• EXERCISE AIM: Can you transcribe every entry word for word, skipping the images?

## Begin EXTRACTED INFORMATION

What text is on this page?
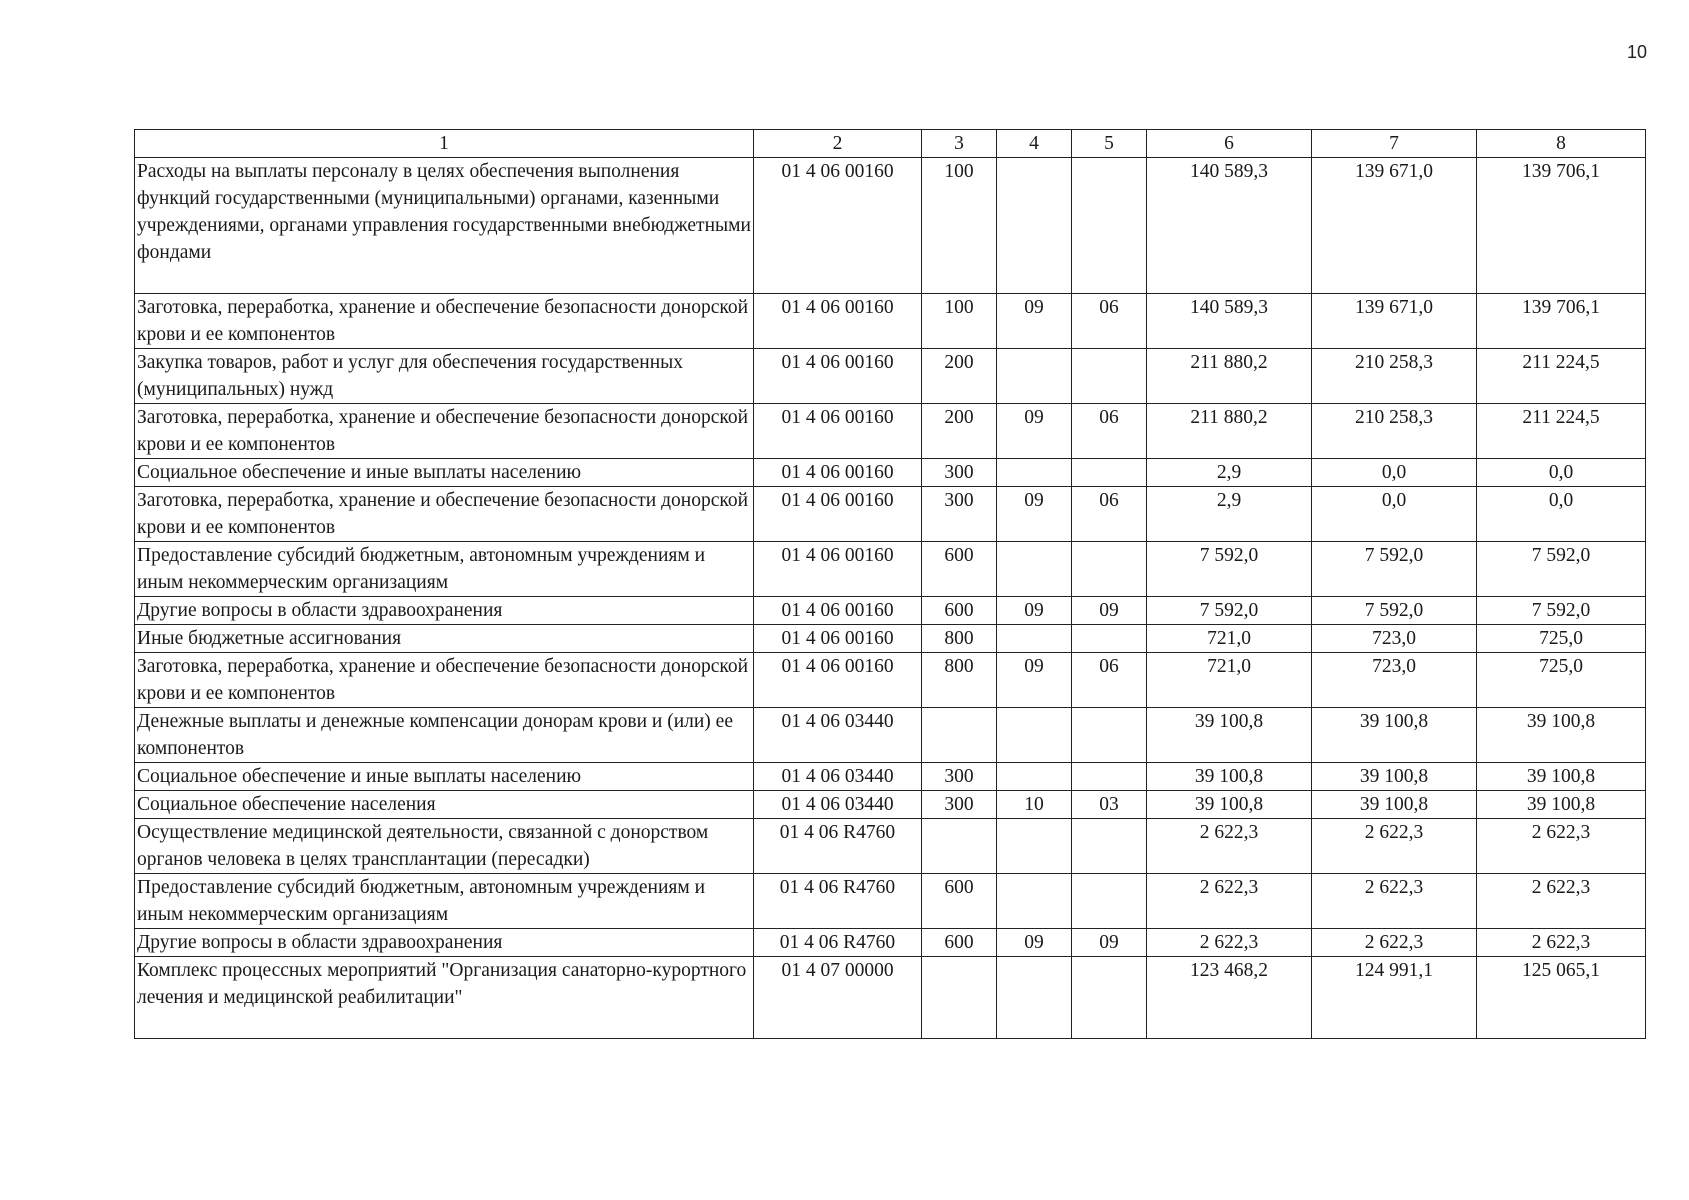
10
1	2	3	4	5	6	7	8
Расходы на выплаты персоналу в целях обеспечения выполнения функций государственными (муниципальными) органами, казенными учреждениями, органами управления государственными внебюджетными фондами	01 4 06 00160	100			140 589,3	139 671,0	139 706,1
Заготовка, переработка, хранение и обеспечение безопасности донорской крови и ее компонентов	01 4 06 00160	100	09	06	140 589,3	139 671,0	139 706,1
Закупка товаров, работ и услуг для обеспечения государственных (муниципальных) нужд	01 4 06 00160	200			211 880,2	210 258,3	211 224,5
Заготовка, переработка, хранение и обеспечение безопасности донорской крови и ее компонентов	01 4 06 00160	200	09	06	211 880,2	210 258,3	211 224,5
Социальное обеспечение и иные выплаты населению	01 4 06 00160	300			2,9	0,0	0,0
Заготовка, переработка, хранение и обеспечение безопасности донорской крови и ее компонентов	01 4 06 00160	300	09	06	2,9	0,0	0,0
Предоставление субсидий бюджетным, автономным учреждениям и иным некоммерческим организациям	01 4 06 00160	600			7 592,0	7 592,0	7 592,0
Другие вопросы в области здравоохранения	01 4 06 00160	600	09	09	7 592,0	7 592,0	7 592,0
Иные бюджетные ассигнования	01 4 06 00160	800			721,0	723,0	725,0
Заготовка, переработка, хранение и обеспечение безопасности донорской крови и ее компонентов	01 4 06 00160	800	09	06	721,0	723,0	725,0
Денежные выплаты и денежные компенсации донорам крови и (или) ее компонентов	01 4 06 03440				39 100,8	39 100,8	39 100,8
Социальное обеспечение и иные выплаты населению	01 4 06 03440	300			39 100,8	39 100,8	39 100,8
Социальное обеспечение населения	01 4 06 03440	300	10	03	39 100,8	39 100,8	39 100,8
Осуществление медицинской деятельности, связанной с донорством органов человека в целях трансплантации (пересадки)	01 4 06 R4760				2 622,3	2 622,3	2 622,3
Предоставление субсидий бюджетным, автономным учреждениям и иным некоммерческим организациям	01 4 06 R4760	600			2 622,3	2 622,3	2 622,3
Другие вопросы в области здравоохранения	01 4 06 R4760	600	09	09	2 622,3	2 622,3	2 622,3
Комплекс процессных мероприятий "Организация санаторно-курортного лечения и медицинской реабилитации"	01 4 07 00000				123 468,2	124 991,1	125 065,1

## End EXTRACTED INFORMATION

• ANSWER TO THE EXERCISE:
What text is on this page?
10
1	2	3	4	5	6	7	8
Расходы на выплаты персоналу в целях обеспечения выполнения функций государственными (муниципальными) органами, казенными учреждениями, органами управления государственными внебюджетными фондами	01 4 06 00160	100			140 589,3	139 671,0	139 706,1
Заготовка, переработка, хранение и обеспечение безопасности донорской крови и ее компонентов	01 4 06 00160	100	09	06	140 589,3	139 671,0	139 706,1
Закупка товаров, работ и услуг для обеспечения государственных (муниципальных) нужд	01 4 06 00160	200			211 880,2	210 258,3	211 224,5
Заготовка, переработка, хранение и обеспечение безопасности донорской крови и ее компонентов	01 4 06 00160	200	09	06	211 880,2	210 258,3	211 224,5
Социальное обеспечение и иные выплаты населению	01 4 06 00160	300			2,9	0,0	0,0
Заготовка, переработка, хранение и обеспечение безопасности донорской крови и ее компонентов	01 4 06 00160	300	09	06	2,9	0,0	0,0
Предоставление субсидий бюджетным, автономным учреждениям и иным некоммерческим организациям	01 4 06 00160	600			7 592,0	7 592,0	7 592,0
Другие вопросы в области здравоохранения	01 4 06 00160	600	09	09	7 592,0	7 592,0	7 592,0
Иные бюджетные ассигнования	01 4 06 00160	800			721,0	723,0	725,0
Заготовка, переработка, хранение и обеспечение безопасности донорской крови и ее компонентов	01 4 06 00160	800	09	06	721,0	723,0	725,0
Денежные выплаты и денежные компенсации донорам крови и (или) ее компонентов	01 4 06 03440				39 100,8	39 100,8	39 100,8
Социальное обеспечение и иные выплаты населению	01 4 06 03440	300			39 100,8	39 100,8	39 100,8
Социальное обеспечение населения	01 4 06 03440	300	10	03	39 100,8	39 100,8	39 100,8
Осуществление медицинской деятельности, связанной с донорством органов человека в целях трансплантации (пересадки)	01 4 06 R4760				2 622,3	2 622,3	2 622,3
Предоставление субсидий бюджетным, автономным учреждениям и иным некоммерческим организациям	01 4 06 R4760	600			2 622,3	2 622,3	2 622,3
Другие вопросы в области здравоохранения	01 4 06 R4760	600	09	09	2 622,3	2 622,3	2 622,3
Комплекс процессных мероприятий "Организация санаторно-курортного лечения и медицинской реабилитации"	01 4 07 00000				123 468,2	124 991,1	125 065,1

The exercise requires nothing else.